> PROBLEM DESCRIPTION: Transcribe the full listing exactly, and drop every picture.

> INPUT:
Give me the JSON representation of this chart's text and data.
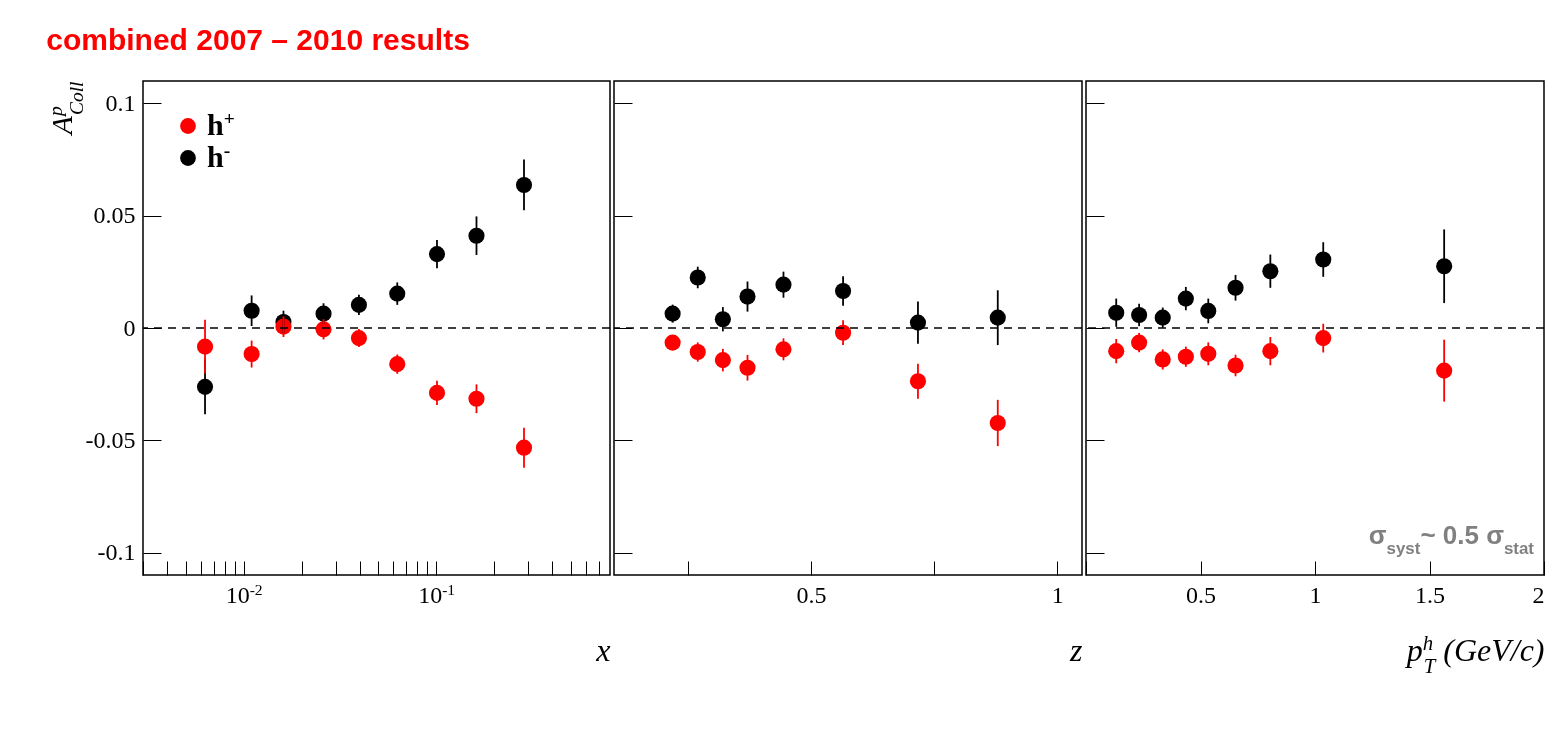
{
  "chart_data": [
    {
      "type": "scatter",
      "title": "combined 2007 – 2010 results",
      "xlabel": "x",
      "ylabel": "A$^{p}$$_{Coll}$",
      "log": "x",
      "marker": "circle",
      "legend": "top left",
      "xlim": [
        0.003,
        0.8
      ],
      "ylim": [
        -0.11,
        0.11
      ],
      "xticks": [
        {
          "value": 0.003,
          "label": null
        },
        {
          "value": 0.004,
          "label": null
        },
        {
          "value": 0.005,
          "label": null
        },
        {
          "value": 0.006,
          "label": null
        },
        {
          "value": 0.007,
          "label": null
        },
        {
          "value": 0.008,
          "label": null
        },
        {
          "value": 0.009,
          "label": null
        },
        {
          "value": 0.01,
          "label": "10$^{-2}$"
        },
        {
          "value": 0.02,
          "label": null
        },
        {
          "value": 0.03,
          "label": null
        },
        {
          "value": 0.04,
          "label": null
        },
        {
          "value": 0.05,
          "label": null
        },
        {
          "value": 0.06,
          "label": null
        },
        {
          "value": 0.07,
          "label": null
        },
        {
          "value": 0.08,
          "label": null
        },
        {
          "value": 0.09,
          "label": null
        },
        {
          "value": 0.1,
          "label": "10$^{-1}$"
        },
        {
          "value": 0.2,
          "label": null
        },
        {
          "value": 0.3,
          "label": null
        },
        {
          "value": 0.4,
          "label": null
        },
        {
          "value": 0.5,
          "label": null
        },
        {
          "value": 0.6,
          "label": null
        },
        {
          "value": 0.7,
          "label": null
        }
      ],
      "yticks": [
        -0.1,
        -0.05,
        0,
        0.05,
        0.1
      ],
      "ref_lines": [
        {
          "axis": "y",
          "value": 0,
          "line_style": "dashed",
          "color": "#000000"
        }
      ],
      "x": [
        0.0063,
        0.011,
        0.0161,
        0.026,
        0.0397,
        0.0628,
        0.101,
        0.162,
        0.286
      ],
      "series": [
        {
          "name": "h$^{+}$",
          "color": "#ff0000",
          "values": [
            -0.0083,
            -0.0116,
            0.0006,
            -0.0006,
            -0.0045,
            -0.0161,
            -0.0289,
            -0.0315,
            -0.0533
          ],
          "errors": [
            0.012,
            0.006,
            0.0046,
            0.0045,
            0.004,
            0.0043,
            0.0054,
            0.0064,
            0.0089
          ]
        },
        {
          "name": "h$^{-}$",
          "color": "#000000",
          "values": [
            -0.0262,
            0.0077,
            0.0027,
            0.0064,
            0.0103,
            0.0153,
            0.0329,
            0.0411,
            0.0637
          ],
          "errors": [
            0.0122,
            0.0068,
            0.005,
            0.0046,
            0.0045,
            0.005,
            0.0063,
            0.0086,
            0.0113
          ]
        }
      ]
    },
    {
      "type": "scatter",
      "xlabel": "z",
      "marker": "circle",
      "tick_labels": "x",
      "xlim": [
        0.1,
        1.05
      ],
      "ylim": [
        -0.11,
        0.11
      ],
      "xticks": [
        {
          "value": 0.25,
          "label": null
        },
        0.5,
        {
          "value": 0.75,
          "label": null
        },
        1
      ],
      "yticks": [
        -0.1,
        -0.05,
        0,
        0.05,
        0.1
      ],
      "ref_lines": [
        {
          "axis": "y",
          "value": 0,
          "line_style": "dashed",
          "color": "#000000"
        }
      ],
      "x": [
        0.219,
        0.27,
        0.321,
        0.371,
        0.444,
        0.565,
        0.717,
        0.879
      ],
      "series": [
        {
          "color": "#ff0000",
          "values": [
            -0.0065,
            -0.0107,
            -0.0143,
            -0.0177,
            -0.0095,
            -0.0021,
            -0.0237,
            -0.0423
          ],
          "errors": [
            0.003,
            0.0043,
            0.005,
            0.0057,
            0.0049,
            0.0055,
            0.0078,
            0.0103
          ]
        },
        {
          "color": "#000000",
          "values": [
            0.0064,
            0.0225,
            0.0039,
            0.014,
            0.0193,
            0.0165,
            0.0024,
            0.0046
          ],
          "errors": [
            0.004,
            0.0048,
            0.0054,
            0.0067,
            0.0058,
            0.0066,
            0.0094,
            0.0122
          ]
        }
      ]
    },
    {
      "type": "scatter",
      "xlabel": "p$^{h}$$_{T}$ (GeV/c)",
      "marker": "circle",
      "tick_labels": "x",
      "xlim": [
        0,
        2
      ],
      "ylim": [
        -0.11,
        0.11
      ],
      "xticks": [
        {
          "value": 0,
          "label": null
        },
        0.5,
        1,
        1.5,
        2
      ],
      "yticks": [
        -0.1,
        -0.05,
        0,
        0.05,
        0.1
      ],
      "annotations": [
        "σ$_{syst}$~ 0.5 σ$_{stat}$"
      ],
      "ref_lines": [
        {
          "axis": "y",
          "value": 0,
          "line_style": "dashed",
          "color": "#000000"
        }
      ],
      "x": [
        0.132,
        0.232,
        0.335,
        0.436,
        0.534,
        0.653,
        0.805,
        1.036,
        1.564
      ],
      "series": [
        {
          "color": "#ff0000",
          "values": [
            -0.0103,
            -0.0065,
            -0.014,
            -0.0128,
            -0.0115,
            -0.0167,
            -0.0103,
            -0.0045,
            -0.019
          ],
          "errors": [
            0.0054,
            0.0043,
            0.0045,
            0.0045,
            0.0051,
            0.0048,
            0.0063,
            0.0064,
            0.0138
          ]
        },
        {
          "color": "#000000",
          "values": [
            0.0068,
            0.0058,
            0.0046,
            0.0131,
            0.0076,
            0.0179,
            0.0253,
            0.0305,
            0.0275
          ],
          "errors": [
            0.0063,
            0.005,
            0.0045,
            0.0052,
            0.0055,
            0.0057,
            0.0074,
            0.0077,
            0.0164
          ]
        }
      ]
    }
  ]
}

> RESPONSE TO THE EXERCISE:
Give me the JSON representation of this chart's text and data.
{
  "chart_data": [
    {
      "type": "scatter",
      "title": "combined 2007 – 2010 results",
      "xlabel": "x",
      "ylabel": "A$^{p}$$_{Coll}$",
      "log": "x",
      "marker": "circle",
      "legend": "top left",
      "xlim": [
        0.003,
        0.8
      ],
      "ylim": [
        -0.11,
        0.11
      ],
      "xticks": [
        {
          "value": 0.003,
          "label": null
        },
        {
          "value": 0.004,
          "label": null
        },
        {
          "value": 0.005,
          "label": null
        },
        {
          "value": 0.006,
          "label": null
        },
        {
          "value": 0.007,
          "label": null
        },
        {
          "value": 0.008,
          "label": null
        },
        {
          "value": 0.009,
          "label": null
        },
        {
          "value": 0.01,
          "label": "10$^{-2}$"
        },
        {
          "value": 0.02,
          "label": null
        },
        {
          "value": 0.03,
          "label": null
        },
        {
          "value": 0.04,
          "label": null
        },
        {
          "value": 0.05,
          "label": null
        },
        {
          "value": 0.06,
          "label": null
        },
        {
          "value": 0.07,
          "label": null
        },
        {
          "value": 0.08,
          "label": null
        },
        {
          "value": 0.09,
          "label": null
        },
        {
          "value": 0.1,
          "label": "10$^{-1}$"
        },
        {
          "value": 0.2,
          "label": null
        },
        {
          "value": 0.3,
          "label": null
        },
        {
          "value": 0.4,
          "label": null
        },
        {
          "value": 0.5,
          "label": null
        },
        {
          "value": 0.6,
          "label": null
        },
        {
          "value": 0.7,
          "label": null
        }
      ],
      "yticks": [
        -0.1,
        -0.05,
        0,
        0.05,
        0.1
      ],
      "ref_lines": [
        {
          "axis": "y",
          "value": 0,
          "line_style": "dashed",
          "color": "#000000"
        }
      ],
      "x": [
        0.0063,
        0.011,
        0.0161,
        0.026,
        0.0397,
        0.0628,
        0.101,
        0.162,
        0.286
      ],
      "series": [
        {
          "name": "h$^{+}$",
          "color": "#ff0000",
          "values": [
            -0.0083,
            -0.0116,
            0.0006,
            -0.0006,
            -0.0045,
            -0.0161,
            -0.0289,
            -0.0315,
            -0.0533
          ],
          "errors": [
            0.012,
            0.006,
            0.0046,
            0.0045,
            0.004,
            0.0043,
            0.0054,
            0.0064,
            0.0089
          ]
        },
        {
          "name": "h$^{-}$",
          "color": "#000000",
          "values": [
            -0.0262,
            0.0077,
            0.0027,
            0.0064,
            0.0103,
            0.0153,
            0.0329,
            0.0411,
            0.0637
          ],
          "errors": [
            0.0122,
            0.0068,
            0.005,
            0.0046,
            0.0045,
            0.005,
            0.0063,
            0.0086,
            0.0113
          ]
        }
      ]
    },
    {
      "type": "scatter",
      "xlabel": "z",
      "marker": "circle",
      "tick_labels": "x",
      "xlim": [
        0.1,
        1.05
      ],
      "ylim": [
        -0.11,
        0.11
      ],
      "xticks": [
        {
          "value": 0.25,
          "label": null
        },
        0.5,
        {
          "value": 0.75,
          "label": null
        },
        1
      ],
      "yticks": [
        -0.1,
        -0.05,
        0,
        0.05,
        0.1
      ],
      "ref_lines": [
        {
          "axis": "y",
          "value": 0,
          "line_style": "dashed",
          "color": "#000000"
        }
      ],
      "x": [
        0.219,
        0.27,
        0.321,
        0.371,
        0.444,
        0.565,
        0.717,
        0.879
      ],
      "series": [
        {
          "color": "#ff0000",
          "values": [
            -0.0065,
            -0.0107,
            -0.0143,
            -0.0177,
            -0.0095,
            -0.0021,
            -0.0237,
            -0.0423
          ],
          "errors": [
            0.003,
            0.0043,
            0.005,
            0.0057,
            0.0049,
            0.0055,
            0.0078,
            0.0103
          ]
        },
        {
          "color": "#000000",
          "values": [
            0.0064,
            0.0225,
            0.0039,
            0.014,
            0.0193,
            0.0165,
            0.0024,
            0.0046
          ],
          "errors": [
            0.004,
            0.0048,
            0.0054,
            0.0067,
            0.0058,
            0.0066,
            0.0094,
            0.0122
          ]
        }
      ]
    },
    {
      "type": "scatter",
      "xlabel": "p$^{h}$$_{T}$ (GeV/c)",
      "marker": "circle",
      "tick_labels": "x",
      "xlim": [
        0,
        2
      ],
      "ylim": [
        -0.11,
        0.11
      ],
      "xticks": [
        {
          "value": 0,
          "label": null
        },
        0.5,
        1,
        1.5,
        2
      ],
      "yticks": [
        -0.1,
        -0.05,
        0,
        0.05,
        0.1
      ],
      "annotations": [
        "σ$_{syst}$~ 0.5 σ$_{stat}$"
      ],
      "ref_lines": [
        {
          "axis": "y",
          "value": 0,
          "line_style": "dashed",
          "color": "#000000"
        }
      ],
      "x": [
        0.132,
        0.232,
        0.335,
        0.436,
        0.534,
        0.653,
        0.805,
        1.036,
        1.564
      ],
      "series": [
        {
          "color": "#ff0000",
          "values": [
            -0.0103,
            -0.0065,
            -0.014,
            -0.0128,
            -0.0115,
            -0.0167,
            -0.0103,
            -0.0045,
            -0.019
          ],
          "errors": [
            0.0054,
            0.0043,
            0.0045,
            0.0045,
            0.0051,
            0.0048,
            0.0063,
            0.0064,
            0.0138
          ]
        },
        {
          "color": "#000000",
          "values": [
            0.0068,
            0.0058,
            0.0046,
            0.0131,
            0.0076,
            0.0179,
            0.0253,
            0.0305,
            0.0275
          ],
          "errors": [
            0.0063,
            0.005,
            0.0045,
            0.0052,
            0.0055,
            0.0057,
            0.0074,
            0.0077,
            0.0164
          ]
        }
      ]
    }
  ]
}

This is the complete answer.